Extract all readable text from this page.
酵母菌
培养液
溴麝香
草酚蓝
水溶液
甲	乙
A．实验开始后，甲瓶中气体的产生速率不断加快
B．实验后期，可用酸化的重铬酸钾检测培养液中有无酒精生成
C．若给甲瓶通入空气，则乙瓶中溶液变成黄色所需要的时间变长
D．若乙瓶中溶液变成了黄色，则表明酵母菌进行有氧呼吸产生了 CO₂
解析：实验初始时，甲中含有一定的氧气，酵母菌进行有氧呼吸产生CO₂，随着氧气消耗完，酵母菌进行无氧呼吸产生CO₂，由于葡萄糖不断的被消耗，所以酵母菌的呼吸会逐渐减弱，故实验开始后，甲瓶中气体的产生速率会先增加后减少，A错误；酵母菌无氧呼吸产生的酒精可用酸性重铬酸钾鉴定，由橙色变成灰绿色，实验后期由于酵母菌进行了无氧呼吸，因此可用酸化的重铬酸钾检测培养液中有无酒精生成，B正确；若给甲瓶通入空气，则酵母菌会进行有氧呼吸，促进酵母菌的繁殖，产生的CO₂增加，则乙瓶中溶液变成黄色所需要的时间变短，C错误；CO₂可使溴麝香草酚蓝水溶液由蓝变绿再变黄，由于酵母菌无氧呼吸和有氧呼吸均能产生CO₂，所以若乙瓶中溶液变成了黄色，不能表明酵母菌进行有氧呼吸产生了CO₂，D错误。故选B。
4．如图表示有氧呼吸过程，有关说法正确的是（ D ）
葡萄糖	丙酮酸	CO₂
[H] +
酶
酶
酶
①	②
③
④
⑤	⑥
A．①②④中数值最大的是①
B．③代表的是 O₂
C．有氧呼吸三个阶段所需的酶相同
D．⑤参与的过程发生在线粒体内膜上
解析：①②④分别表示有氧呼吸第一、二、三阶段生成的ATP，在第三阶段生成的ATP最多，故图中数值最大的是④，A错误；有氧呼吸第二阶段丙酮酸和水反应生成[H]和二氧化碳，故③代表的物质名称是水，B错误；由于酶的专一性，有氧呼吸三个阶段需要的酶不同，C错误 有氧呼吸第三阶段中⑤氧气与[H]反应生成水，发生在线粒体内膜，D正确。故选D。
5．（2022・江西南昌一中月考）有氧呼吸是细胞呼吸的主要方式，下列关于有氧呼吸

-.-.-

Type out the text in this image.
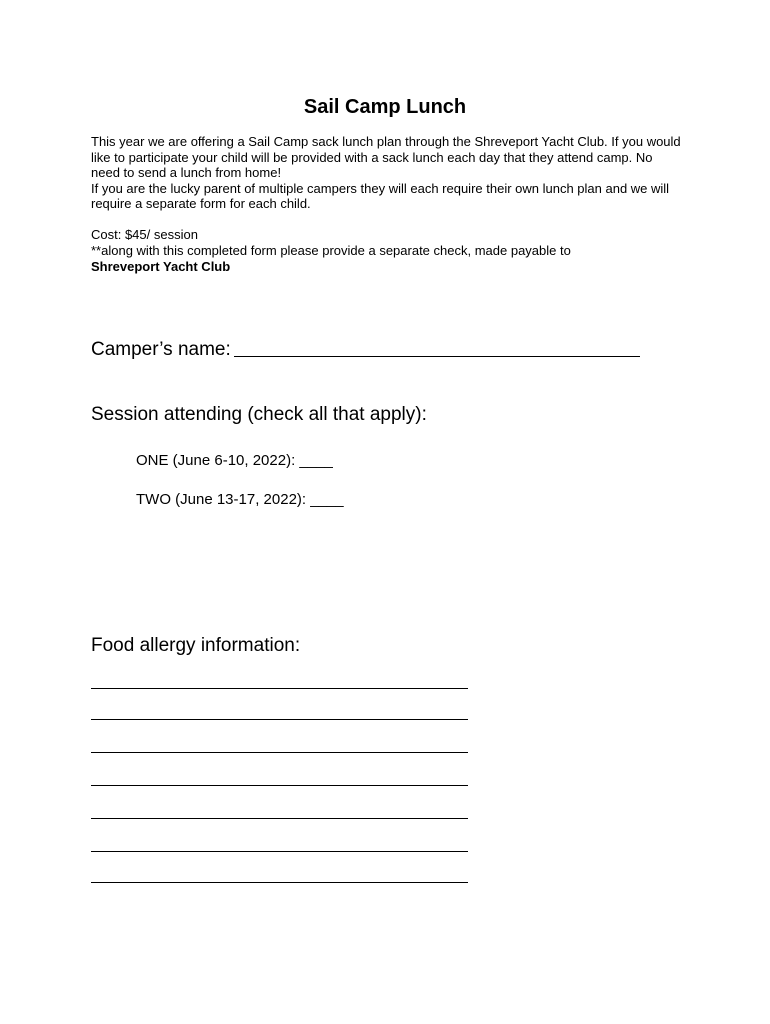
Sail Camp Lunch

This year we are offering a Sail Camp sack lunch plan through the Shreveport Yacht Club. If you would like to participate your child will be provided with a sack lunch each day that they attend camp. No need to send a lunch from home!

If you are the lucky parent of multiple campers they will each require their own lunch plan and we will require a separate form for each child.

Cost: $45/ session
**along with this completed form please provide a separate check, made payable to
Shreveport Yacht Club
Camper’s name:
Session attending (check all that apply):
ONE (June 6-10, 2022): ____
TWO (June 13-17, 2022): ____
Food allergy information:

-.-.-

Lines containing the word "Shreveport" are to be counted in the listing; state their number alone.

2